- [Collected data entries]:

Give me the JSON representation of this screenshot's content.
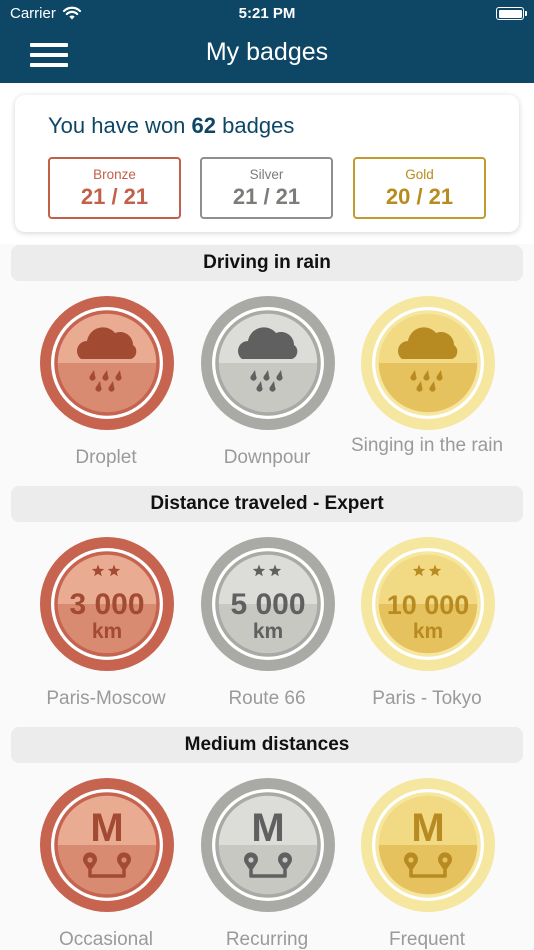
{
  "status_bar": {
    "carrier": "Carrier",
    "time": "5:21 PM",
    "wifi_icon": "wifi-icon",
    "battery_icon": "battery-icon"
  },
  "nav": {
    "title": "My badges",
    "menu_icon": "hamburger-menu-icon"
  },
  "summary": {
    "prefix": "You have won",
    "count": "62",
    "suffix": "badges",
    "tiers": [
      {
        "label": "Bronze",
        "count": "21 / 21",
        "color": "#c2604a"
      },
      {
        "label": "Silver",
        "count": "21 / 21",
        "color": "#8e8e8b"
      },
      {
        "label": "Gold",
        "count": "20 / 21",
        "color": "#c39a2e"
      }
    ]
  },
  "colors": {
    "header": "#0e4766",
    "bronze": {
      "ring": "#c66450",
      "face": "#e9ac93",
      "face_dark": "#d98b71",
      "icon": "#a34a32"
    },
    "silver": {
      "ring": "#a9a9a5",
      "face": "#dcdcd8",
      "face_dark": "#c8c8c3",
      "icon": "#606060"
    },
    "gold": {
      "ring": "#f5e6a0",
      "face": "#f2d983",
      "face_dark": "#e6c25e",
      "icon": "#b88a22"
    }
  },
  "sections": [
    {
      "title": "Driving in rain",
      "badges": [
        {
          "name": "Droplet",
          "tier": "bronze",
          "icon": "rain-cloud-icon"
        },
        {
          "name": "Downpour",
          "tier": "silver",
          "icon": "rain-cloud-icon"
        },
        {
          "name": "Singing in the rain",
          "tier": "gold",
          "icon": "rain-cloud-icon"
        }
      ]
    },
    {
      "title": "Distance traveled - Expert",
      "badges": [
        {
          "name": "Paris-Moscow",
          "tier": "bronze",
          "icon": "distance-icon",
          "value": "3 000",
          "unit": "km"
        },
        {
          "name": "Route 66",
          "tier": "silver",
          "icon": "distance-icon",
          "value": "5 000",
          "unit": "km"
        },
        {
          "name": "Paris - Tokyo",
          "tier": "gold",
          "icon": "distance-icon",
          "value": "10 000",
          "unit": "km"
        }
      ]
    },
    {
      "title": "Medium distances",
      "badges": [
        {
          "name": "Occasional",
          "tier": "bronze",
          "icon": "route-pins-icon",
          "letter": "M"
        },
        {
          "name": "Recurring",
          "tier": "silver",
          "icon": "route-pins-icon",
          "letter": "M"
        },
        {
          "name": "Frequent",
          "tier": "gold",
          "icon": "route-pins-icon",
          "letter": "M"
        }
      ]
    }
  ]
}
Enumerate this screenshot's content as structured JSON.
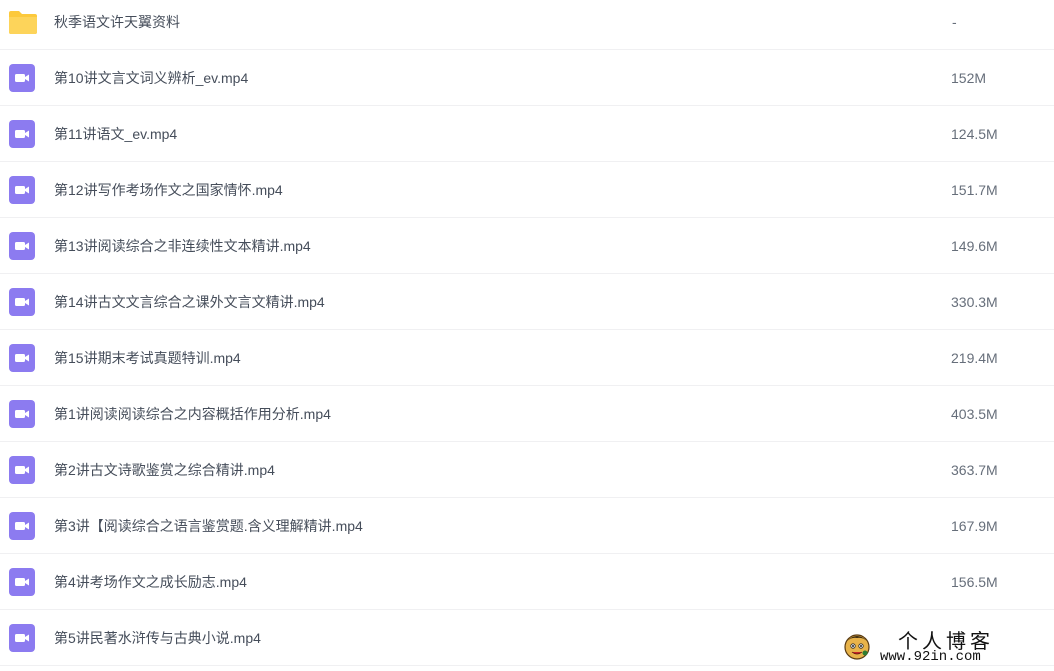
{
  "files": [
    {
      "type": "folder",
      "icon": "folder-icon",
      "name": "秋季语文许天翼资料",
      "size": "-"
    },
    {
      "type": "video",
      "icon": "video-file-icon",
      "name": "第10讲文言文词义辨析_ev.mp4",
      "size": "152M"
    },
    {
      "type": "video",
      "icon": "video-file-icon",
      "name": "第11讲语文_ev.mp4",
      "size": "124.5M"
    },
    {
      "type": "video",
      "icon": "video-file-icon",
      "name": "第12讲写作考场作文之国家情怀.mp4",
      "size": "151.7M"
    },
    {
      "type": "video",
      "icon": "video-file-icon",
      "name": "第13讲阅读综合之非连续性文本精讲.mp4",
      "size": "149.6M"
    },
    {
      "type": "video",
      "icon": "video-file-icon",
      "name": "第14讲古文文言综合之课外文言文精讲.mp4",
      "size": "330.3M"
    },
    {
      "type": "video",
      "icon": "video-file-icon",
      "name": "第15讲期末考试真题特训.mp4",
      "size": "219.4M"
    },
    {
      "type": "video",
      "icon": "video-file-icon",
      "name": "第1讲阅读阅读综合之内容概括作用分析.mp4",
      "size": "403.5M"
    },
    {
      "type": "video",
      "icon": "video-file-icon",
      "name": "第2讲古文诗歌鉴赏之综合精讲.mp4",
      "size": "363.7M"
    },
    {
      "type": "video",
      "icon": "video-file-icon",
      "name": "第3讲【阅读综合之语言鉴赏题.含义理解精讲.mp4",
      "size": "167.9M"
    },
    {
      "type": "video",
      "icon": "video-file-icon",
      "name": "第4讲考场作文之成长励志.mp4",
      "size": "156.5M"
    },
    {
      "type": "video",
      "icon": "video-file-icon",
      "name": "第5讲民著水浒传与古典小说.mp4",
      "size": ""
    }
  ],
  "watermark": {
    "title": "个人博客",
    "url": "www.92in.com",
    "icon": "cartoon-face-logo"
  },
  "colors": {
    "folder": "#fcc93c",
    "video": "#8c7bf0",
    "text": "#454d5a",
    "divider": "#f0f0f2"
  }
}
--
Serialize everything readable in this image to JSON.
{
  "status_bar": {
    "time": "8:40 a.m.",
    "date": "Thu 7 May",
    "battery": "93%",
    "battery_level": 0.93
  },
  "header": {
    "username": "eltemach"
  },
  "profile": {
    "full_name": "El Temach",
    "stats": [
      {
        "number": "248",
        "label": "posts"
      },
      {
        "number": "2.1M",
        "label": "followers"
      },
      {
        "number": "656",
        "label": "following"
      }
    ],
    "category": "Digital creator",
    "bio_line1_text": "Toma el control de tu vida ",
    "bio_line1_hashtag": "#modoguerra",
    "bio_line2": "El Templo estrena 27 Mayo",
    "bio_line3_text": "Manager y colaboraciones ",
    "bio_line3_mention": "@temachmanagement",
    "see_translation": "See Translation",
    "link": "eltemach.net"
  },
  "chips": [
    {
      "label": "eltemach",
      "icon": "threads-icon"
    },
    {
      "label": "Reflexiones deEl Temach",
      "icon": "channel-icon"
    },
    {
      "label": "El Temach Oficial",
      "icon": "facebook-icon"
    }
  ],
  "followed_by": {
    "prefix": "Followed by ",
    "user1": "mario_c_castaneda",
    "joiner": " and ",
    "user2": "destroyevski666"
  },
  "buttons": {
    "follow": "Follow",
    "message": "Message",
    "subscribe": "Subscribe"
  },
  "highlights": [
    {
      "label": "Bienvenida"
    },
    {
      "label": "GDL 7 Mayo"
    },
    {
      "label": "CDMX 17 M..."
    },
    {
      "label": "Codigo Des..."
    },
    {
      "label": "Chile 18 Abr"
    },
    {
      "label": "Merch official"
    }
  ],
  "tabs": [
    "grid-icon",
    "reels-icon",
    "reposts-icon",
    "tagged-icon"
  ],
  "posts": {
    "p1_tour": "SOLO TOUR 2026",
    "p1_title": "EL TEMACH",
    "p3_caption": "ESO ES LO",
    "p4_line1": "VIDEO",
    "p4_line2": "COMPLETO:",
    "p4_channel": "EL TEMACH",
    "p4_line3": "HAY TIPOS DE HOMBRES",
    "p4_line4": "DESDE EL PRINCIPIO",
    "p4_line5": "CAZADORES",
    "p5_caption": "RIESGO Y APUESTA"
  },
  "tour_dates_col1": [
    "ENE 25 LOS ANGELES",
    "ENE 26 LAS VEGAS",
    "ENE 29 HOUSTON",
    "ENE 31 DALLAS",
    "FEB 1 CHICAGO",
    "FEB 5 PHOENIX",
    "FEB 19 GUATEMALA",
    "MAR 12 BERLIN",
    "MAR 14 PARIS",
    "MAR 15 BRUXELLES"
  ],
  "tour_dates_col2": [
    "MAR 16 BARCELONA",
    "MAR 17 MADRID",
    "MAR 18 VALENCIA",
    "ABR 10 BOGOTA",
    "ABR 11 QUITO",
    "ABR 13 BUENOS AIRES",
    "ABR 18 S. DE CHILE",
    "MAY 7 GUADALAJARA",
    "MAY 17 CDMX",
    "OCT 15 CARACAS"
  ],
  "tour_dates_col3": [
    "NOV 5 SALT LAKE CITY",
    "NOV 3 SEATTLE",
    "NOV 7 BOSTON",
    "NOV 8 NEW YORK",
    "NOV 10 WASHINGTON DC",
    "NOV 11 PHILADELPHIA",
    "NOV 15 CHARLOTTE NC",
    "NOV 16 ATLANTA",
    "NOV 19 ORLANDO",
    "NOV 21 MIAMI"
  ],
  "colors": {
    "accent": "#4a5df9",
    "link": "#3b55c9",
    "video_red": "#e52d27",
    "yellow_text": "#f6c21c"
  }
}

- [EXERCISE TASK]: From the data above, pick out each line containing "this" and copy it.

- [RESULT OF THE EXERCISE]:
Give me the JSON representation of this screenshot's content.
Enumerate this screenshot's content as structured JSON.
Serialize everything readable in this image to JSON.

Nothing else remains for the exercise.